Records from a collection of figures
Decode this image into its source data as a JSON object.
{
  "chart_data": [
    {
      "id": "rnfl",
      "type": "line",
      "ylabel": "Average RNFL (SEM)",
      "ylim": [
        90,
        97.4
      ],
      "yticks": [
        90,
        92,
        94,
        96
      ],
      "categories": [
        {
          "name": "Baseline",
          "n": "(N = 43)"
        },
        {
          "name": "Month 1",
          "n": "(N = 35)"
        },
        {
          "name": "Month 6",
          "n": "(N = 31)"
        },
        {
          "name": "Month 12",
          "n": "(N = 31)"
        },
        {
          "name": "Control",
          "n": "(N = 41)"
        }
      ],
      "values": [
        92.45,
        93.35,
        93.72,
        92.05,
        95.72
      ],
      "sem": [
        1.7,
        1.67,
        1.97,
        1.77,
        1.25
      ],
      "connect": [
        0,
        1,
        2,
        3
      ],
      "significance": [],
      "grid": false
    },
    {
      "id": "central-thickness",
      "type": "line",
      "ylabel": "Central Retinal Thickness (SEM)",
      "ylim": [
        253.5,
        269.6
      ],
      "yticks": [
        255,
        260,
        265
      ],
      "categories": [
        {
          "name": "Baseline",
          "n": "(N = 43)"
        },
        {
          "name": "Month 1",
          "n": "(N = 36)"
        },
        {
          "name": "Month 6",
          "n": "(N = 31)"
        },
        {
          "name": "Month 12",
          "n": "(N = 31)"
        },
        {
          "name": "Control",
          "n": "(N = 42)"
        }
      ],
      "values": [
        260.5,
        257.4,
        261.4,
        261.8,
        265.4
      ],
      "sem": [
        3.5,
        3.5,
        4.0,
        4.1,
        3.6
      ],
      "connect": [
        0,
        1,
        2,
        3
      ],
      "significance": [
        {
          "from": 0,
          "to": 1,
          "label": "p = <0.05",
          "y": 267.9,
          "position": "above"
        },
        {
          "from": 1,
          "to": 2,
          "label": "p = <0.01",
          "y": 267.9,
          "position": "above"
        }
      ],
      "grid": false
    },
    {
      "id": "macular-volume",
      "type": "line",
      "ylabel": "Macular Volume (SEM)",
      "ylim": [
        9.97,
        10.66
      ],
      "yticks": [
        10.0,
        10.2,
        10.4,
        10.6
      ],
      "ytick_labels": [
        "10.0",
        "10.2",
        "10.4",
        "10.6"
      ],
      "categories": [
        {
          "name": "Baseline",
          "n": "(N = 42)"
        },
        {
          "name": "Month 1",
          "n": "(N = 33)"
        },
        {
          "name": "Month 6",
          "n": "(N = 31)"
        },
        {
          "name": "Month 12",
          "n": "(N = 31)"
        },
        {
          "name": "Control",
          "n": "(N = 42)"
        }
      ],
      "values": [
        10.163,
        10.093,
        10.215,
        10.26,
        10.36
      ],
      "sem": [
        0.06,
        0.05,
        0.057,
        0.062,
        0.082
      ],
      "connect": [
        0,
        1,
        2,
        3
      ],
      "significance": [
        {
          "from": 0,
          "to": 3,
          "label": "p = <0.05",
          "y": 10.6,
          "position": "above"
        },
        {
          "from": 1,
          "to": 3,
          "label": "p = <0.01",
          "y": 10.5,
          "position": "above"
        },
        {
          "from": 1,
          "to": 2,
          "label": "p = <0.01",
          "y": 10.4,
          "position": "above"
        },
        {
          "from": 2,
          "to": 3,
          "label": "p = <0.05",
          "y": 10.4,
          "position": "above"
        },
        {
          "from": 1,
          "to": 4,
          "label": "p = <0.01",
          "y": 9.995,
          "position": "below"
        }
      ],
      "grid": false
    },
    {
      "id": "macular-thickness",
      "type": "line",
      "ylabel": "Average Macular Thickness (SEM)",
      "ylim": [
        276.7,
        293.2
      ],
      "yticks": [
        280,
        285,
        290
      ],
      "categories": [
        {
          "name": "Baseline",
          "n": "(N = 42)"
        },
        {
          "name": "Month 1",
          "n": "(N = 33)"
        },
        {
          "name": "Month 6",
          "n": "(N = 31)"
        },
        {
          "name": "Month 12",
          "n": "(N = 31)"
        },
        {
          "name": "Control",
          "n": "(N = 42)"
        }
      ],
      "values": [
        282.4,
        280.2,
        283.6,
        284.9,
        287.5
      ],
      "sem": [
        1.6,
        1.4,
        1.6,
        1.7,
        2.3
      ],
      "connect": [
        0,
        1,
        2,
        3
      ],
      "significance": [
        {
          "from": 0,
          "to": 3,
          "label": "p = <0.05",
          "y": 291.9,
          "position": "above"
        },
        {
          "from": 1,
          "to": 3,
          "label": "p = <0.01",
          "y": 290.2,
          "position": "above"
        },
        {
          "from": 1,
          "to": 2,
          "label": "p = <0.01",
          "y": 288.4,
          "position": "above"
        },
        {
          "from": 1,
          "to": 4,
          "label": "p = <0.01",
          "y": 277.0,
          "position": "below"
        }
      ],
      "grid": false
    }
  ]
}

:: Given problem ::
Print the records once more, exactly as they were given.

:: Result of the task ::
Decode this image into its source data as a JSON object.
{
  "chart_data": [
    {
      "id": "rnfl",
      "type": "line",
      "ylabel": "Average RNFL (SEM)",
      "ylim": [
        90,
        97.4
      ],
      "yticks": [
        90,
        92,
        94,
        96
      ],
      "categories": [
        {
          "name": "Baseline",
          "n": "(N = 43)"
        },
        {
          "name": "Month 1",
          "n": "(N = 35)"
        },
        {
          "name": "Month 6",
          "n": "(N = 31)"
        },
        {
          "name": "Month 12",
          "n": "(N = 31)"
        },
        {
          "name": "Control",
          "n": "(N = 41)"
        }
      ],
      "values": [
        92.45,
        93.35,
        93.72,
        92.05,
        95.72
      ],
      "sem": [
        1.7,
        1.67,
        1.97,
        1.77,
        1.25
      ],
      "connect": [
        0,
        1,
        2,
        3
      ],
      "significance": [],
      "grid": false
    },
    {
      "id": "central-thickness",
      "type": "line",
      "ylabel": "Central Retinal Thickness (SEM)",
      "ylim": [
        253.5,
        269.6
      ],
      "yticks": [
        255,
        260,
        265
      ],
      "categories": [
        {
          "name": "Baseline",
          "n": "(N = 43)"
        },
        {
          "name": "Month 1",
          "n": "(N = 36)"
        },
        {
          "name": "Month 6",
          "n": "(N = 31)"
        },
        {
          "name": "Month 12",
          "n": "(N = 31)"
        },
        {
          "name": "Control",
          "n": "(N = 42)"
        }
      ],
      "values": [
        260.5,
        257.4,
        261.4,
        261.8,
        265.4
      ],
      "sem": [
        3.5,
        3.5,
        4.0,
        4.1,
        3.6
      ],
      "connect": [
        0,
        1,
        2,
        3
      ],
      "significance": [
        {
          "from": 0,
          "to": 1,
          "label": "p = <0.05",
          "y": 267.9,
          "position": "above"
        },
        {
          "from": 1,
          "to": 2,
          "label": "p = <0.01",
          "y": 267.9,
          "position": "above"
        }
      ],
      "grid": false
    },
    {
      "id": "macular-volume",
      "type": "line",
      "ylabel": "Macular Volume (SEM)",
      "ylim": [
        9.97,
        10.66
      ],
      "yticks": [
        10.0,
        10.2,
        10.4,
        10.6
      ],
      "ytick_labels": [
        "10.0",
        "10.2",
        "10.4",
        "10.6"
      ],
      "categories": [
        {
          "name": "Baseline",
          "n": "(N = 42)"
        },
        {
          "name": "Month 1",
          "n": "(N = 33)"
        },
        {
          "name": "Month 6",
          "n": "(N = 31)"
        },
        {
          "name": "Month 12",
          "n": "(N = 31)"
        },
        {
          "name": "Control",
          "n": "(N = 42)"
        }
      ],
      "values": [
        10.163,
        10.093,
        10.215,
        10.26,
        10.36
      ],
      "sem": [
        0.06,
        0.05,
        0.057,
        0.062,
        0.082
      ],
      "connect": [
        0,
        1,
        2,
        3
      ],
      "significance": [
        {
          "from": 0,
          "to": 3,
          "label": "p = <0.05",
          "y": 10.6,
          "position": "above"
        },
        {
          "from": 1,
          "to": 3,
          "label": "p = <0.01",
          "y": 10.5,
          "position": "above"
        },
        {
          "from": 1,
          "to": 2,
          "label": "p = <0.01",
          "y": 10.4,
          "position": "above"
        },
        {
          "from": 2,
          "to": 3,
          "label": "p = <0.05",
          "y": 10.4,
          "position": "above"
        },
        {
          "from": 1,
          "to": 4,
          "label": "p = <0.01",
          "y": 9.995,
          "position": "below"
        }
      ],
      "grid": false
    },
    {
      "id": "macular-thickness",
      "type": "line",
      "ylabel": "Average Macular Thickness (SEM)",
      "ylim": [
        276.7,
        293.2
      ],
      "yticks": [
        280,
        285,
        290
      ],
      "categories": [
        {
          "name": "Baseline",
          "n": "(N = 42)"
        },
        {
          "name": "Month 1",
          "n": "(N = 33)"
        },
        {
          "name": "Month 6",
          "n": "(N = 31)"
        },
        {
          "name": "Month 12",
          "n": "(N = 31)"
        },
        {
          "name": "Control",
          "n": "(N = 42)"
        }
      ],
      "values": [
        282.4,
        280.2,
        283.6,
        284.9,
        287.5
      ],
      "sem": [
        1.6,
        1.4,
        1.6,
        1.7,
        2.3
      ],
      "connect": [
        0,
        1,
        2,
        3
      ],
      "significance": [
        {
          "from": 0,
          "to": 3,
          "label": "p = <0.05",
          "y": 291.9,
          "position": "above"
        },
        {
          "from": 1,
          "to": 3,
          "label": "p = <0.01",
          "y": 290.2,
          "position": "above"
        },
        {
          "from": 1,
          "to": 2,
          "label": "p = <0.01",
          "y": 288.4,
          "position": "above"
        },
        {
          "from": 1,
          "to": 4,
          "label": "p = <0.01",
          "y": 277.0,
          "position": "below"
        }
      ],
      "grid": false
    }
  ]
}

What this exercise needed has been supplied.